> _Aim_: Each of the entries should be retyped precisely as it appears.

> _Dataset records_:
--------

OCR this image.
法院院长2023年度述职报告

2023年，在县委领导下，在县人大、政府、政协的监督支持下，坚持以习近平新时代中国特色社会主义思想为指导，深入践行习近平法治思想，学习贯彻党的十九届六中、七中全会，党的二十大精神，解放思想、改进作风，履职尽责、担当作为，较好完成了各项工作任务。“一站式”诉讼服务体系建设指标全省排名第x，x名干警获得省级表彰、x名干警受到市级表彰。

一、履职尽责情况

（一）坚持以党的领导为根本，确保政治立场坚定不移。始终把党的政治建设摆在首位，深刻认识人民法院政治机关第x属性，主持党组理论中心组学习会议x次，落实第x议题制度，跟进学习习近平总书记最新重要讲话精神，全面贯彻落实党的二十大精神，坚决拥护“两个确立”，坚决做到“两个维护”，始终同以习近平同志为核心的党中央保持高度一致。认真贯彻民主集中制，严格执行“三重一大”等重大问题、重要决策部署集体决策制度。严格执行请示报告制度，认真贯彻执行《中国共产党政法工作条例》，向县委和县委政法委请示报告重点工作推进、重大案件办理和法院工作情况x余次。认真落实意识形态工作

--------

> _In response_:
OCR this image.
法院院长2023年度述职报告

2023年，在县委领导下，在县人大、政府、政协的监督支持下，坚持以习近平新时代中国特色社会主义思想为指导，深入践行习近平法治思想，学习贯彻党的十九届六中、七中全会，党的二十大精神，解放思想、改进作风，履职尽责、担当作为，较好完成了各项工作任务。“一站式”诉讼服务体系建设指标全省排名第x，x名干警获得省级表彰、x名干警受到市级表彰。

一、履职尽责情况

（一）坚持以党的领导为根本，确保政治立场坚定不移。始终把党的政治建设摆在首位，深刻认识人民法院政治机关第x属性，主持党组理论中心组学习会议x次，落实第x议题制度，跟进学习习近平总书记最新重要讲话精神，全面贯彻落实党的二十大精神，坚决拥护“两个确立”，坚决做到“两个维护”，始终同以习近平同志为核心的党中央保持高度一致。认真贯彻民主集中制，严格执行“三重一大”等重大问题、重要决策部署集体决策制度。严格执行请示报告制度，认真贯彻执行《中国共产党政法工作条例》，向县委和县委政法委请示报告重点工作推进、重大案件办理和法院工作情况x余次。认真落实意识形态工作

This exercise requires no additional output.